Exercise details ▸ Examine the material below. Gather every line in which the string "screenshot" appears.

Given data ▸
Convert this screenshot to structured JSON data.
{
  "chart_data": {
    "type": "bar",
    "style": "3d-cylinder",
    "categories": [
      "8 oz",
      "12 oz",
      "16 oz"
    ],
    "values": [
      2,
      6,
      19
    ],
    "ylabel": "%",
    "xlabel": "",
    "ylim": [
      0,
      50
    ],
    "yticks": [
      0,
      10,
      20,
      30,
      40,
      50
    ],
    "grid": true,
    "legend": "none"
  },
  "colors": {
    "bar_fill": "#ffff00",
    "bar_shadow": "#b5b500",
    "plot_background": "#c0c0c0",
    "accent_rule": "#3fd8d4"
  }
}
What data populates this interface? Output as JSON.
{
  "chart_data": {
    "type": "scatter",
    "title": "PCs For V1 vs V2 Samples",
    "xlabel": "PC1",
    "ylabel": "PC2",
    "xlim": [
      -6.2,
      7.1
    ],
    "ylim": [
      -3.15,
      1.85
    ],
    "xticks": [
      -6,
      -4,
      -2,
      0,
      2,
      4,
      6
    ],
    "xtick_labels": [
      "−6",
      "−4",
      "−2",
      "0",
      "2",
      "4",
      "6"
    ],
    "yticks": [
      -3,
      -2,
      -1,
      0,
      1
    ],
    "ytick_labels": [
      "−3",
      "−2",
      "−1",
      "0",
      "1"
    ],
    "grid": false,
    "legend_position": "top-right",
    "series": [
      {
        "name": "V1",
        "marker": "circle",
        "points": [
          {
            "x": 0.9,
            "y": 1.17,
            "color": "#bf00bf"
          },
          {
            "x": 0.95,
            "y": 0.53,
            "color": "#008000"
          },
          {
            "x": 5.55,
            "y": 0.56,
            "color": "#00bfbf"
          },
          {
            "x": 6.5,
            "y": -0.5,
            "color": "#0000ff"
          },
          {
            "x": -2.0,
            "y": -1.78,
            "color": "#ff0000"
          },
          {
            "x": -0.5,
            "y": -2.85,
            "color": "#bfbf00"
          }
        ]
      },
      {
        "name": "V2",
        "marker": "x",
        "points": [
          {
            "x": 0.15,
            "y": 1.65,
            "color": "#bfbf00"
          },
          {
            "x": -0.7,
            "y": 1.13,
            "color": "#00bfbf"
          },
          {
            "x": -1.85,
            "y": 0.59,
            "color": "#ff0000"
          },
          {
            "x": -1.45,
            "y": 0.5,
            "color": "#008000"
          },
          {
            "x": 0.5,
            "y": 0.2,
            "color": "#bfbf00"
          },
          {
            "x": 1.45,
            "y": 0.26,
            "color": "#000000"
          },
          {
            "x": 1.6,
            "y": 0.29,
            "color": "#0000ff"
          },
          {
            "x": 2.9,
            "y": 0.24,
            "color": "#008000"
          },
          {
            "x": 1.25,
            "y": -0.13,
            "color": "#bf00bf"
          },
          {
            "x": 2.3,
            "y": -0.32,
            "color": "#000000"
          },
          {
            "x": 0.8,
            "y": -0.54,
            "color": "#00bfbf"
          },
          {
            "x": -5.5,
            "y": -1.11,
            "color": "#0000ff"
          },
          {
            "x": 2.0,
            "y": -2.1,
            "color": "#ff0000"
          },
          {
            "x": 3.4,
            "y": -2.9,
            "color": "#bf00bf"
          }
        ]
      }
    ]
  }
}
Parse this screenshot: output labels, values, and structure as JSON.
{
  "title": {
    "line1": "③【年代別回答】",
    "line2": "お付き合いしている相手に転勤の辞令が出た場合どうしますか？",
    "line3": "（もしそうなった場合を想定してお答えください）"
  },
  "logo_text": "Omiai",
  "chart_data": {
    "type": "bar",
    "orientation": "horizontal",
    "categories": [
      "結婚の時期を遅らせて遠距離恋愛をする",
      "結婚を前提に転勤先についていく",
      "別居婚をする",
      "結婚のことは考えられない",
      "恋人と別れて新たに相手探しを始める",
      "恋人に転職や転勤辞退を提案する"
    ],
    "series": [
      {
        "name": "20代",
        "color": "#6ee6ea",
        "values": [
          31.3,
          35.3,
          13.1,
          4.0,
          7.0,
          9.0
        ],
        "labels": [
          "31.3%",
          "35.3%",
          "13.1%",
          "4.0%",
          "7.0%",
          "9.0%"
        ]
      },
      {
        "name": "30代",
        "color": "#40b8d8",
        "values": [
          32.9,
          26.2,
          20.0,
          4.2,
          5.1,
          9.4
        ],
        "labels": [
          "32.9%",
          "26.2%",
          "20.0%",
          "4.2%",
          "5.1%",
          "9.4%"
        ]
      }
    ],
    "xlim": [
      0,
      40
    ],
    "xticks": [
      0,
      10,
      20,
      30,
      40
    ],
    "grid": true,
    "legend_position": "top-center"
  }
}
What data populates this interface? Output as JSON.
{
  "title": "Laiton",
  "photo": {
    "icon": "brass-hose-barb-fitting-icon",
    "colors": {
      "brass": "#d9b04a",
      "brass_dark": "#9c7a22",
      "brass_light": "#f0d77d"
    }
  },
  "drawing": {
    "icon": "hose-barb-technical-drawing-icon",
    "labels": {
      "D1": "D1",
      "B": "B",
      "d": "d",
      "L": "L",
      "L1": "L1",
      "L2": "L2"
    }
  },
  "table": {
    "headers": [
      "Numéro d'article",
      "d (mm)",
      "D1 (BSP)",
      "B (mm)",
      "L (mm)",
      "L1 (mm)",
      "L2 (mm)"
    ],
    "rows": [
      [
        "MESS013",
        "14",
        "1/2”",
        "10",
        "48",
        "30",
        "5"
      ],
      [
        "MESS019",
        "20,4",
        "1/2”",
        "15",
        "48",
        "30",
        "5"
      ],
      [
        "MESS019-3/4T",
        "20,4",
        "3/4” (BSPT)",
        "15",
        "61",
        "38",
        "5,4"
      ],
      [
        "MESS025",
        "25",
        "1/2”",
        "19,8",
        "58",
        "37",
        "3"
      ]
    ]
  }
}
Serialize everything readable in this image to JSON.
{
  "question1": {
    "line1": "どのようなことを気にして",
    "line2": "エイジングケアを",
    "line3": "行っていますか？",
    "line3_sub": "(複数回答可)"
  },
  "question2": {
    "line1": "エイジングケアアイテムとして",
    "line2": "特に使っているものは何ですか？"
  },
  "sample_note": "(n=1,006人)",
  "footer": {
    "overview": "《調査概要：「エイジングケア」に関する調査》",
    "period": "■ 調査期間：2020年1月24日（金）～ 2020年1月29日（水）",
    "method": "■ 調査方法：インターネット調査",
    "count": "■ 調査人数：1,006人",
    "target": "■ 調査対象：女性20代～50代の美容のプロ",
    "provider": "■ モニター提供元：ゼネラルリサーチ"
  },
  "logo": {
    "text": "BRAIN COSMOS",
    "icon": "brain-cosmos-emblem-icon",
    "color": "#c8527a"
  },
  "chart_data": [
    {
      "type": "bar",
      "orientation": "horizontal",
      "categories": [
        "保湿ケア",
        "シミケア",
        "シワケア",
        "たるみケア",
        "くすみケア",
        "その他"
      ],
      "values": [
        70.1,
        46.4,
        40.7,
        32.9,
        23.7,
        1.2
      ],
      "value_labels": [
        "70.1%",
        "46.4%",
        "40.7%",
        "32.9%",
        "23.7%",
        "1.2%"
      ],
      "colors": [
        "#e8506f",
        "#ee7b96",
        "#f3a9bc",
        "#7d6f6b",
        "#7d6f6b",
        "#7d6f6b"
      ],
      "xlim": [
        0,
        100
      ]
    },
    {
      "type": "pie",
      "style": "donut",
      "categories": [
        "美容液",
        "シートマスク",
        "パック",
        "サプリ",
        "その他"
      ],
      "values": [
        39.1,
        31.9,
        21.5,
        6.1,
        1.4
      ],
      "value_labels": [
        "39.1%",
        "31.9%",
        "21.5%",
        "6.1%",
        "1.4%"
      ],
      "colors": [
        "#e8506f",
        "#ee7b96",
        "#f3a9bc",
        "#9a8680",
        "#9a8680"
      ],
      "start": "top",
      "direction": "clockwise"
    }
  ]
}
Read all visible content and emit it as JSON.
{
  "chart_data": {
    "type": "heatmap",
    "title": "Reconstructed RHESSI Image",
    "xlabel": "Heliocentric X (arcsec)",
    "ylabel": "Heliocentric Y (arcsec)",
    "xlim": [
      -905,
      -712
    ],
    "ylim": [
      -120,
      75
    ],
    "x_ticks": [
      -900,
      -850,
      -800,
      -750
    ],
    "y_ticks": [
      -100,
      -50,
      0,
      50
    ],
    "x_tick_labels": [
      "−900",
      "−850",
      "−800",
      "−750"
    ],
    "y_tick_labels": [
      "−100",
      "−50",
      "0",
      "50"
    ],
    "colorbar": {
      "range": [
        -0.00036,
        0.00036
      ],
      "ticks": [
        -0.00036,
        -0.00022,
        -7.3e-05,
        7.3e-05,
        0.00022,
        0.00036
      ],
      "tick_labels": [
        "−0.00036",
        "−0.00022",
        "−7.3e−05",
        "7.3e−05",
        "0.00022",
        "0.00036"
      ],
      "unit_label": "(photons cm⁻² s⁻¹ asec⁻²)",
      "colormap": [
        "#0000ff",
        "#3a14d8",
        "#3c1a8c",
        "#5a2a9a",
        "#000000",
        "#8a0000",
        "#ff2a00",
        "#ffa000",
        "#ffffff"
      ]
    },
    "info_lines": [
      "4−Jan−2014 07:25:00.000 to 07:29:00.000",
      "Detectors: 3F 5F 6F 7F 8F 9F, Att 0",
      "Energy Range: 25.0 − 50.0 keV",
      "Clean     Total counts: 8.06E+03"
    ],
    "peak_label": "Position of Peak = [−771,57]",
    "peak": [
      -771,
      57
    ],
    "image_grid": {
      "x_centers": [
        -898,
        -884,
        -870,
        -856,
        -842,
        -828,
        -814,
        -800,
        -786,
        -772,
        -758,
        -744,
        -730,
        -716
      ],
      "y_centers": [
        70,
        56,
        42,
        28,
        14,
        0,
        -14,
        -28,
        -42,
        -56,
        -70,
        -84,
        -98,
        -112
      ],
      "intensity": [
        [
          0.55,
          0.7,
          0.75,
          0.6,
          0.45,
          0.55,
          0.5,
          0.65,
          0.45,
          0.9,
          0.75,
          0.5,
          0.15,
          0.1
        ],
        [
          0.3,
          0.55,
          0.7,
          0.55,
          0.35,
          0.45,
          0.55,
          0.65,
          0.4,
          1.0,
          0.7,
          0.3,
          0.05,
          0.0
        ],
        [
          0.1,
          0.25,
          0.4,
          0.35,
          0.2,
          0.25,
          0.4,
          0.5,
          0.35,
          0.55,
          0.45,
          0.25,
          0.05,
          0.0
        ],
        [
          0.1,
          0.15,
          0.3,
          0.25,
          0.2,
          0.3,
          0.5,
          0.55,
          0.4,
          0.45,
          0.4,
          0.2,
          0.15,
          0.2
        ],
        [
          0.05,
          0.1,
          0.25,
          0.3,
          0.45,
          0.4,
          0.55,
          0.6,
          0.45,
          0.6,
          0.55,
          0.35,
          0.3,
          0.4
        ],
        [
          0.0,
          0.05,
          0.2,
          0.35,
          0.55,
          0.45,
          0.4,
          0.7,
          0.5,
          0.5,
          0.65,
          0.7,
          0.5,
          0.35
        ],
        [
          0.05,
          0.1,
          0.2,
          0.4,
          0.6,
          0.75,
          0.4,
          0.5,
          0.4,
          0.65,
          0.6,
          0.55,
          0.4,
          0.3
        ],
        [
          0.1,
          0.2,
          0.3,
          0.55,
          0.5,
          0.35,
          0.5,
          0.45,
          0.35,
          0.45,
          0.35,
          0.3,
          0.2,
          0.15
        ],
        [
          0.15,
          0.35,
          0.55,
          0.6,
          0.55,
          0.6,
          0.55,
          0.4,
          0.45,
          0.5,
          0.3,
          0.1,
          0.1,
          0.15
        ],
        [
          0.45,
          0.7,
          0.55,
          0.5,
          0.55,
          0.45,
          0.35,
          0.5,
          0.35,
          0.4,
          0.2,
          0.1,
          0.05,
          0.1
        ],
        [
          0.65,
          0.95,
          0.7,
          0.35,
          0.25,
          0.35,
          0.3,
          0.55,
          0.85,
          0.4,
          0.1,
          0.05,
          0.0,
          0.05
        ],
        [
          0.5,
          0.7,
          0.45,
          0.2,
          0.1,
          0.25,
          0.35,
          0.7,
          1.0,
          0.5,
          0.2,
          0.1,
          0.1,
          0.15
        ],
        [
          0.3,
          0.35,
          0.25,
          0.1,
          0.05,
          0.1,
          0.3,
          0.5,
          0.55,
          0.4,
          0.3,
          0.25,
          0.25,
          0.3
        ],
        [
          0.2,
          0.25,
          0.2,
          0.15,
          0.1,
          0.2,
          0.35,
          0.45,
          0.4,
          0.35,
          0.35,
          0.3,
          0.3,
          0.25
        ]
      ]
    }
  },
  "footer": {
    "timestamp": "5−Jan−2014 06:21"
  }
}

Exercise result ▸
Convert this screenshot to structured JSON data.
Parse this screenshot: output labels, values, and structure as JSON.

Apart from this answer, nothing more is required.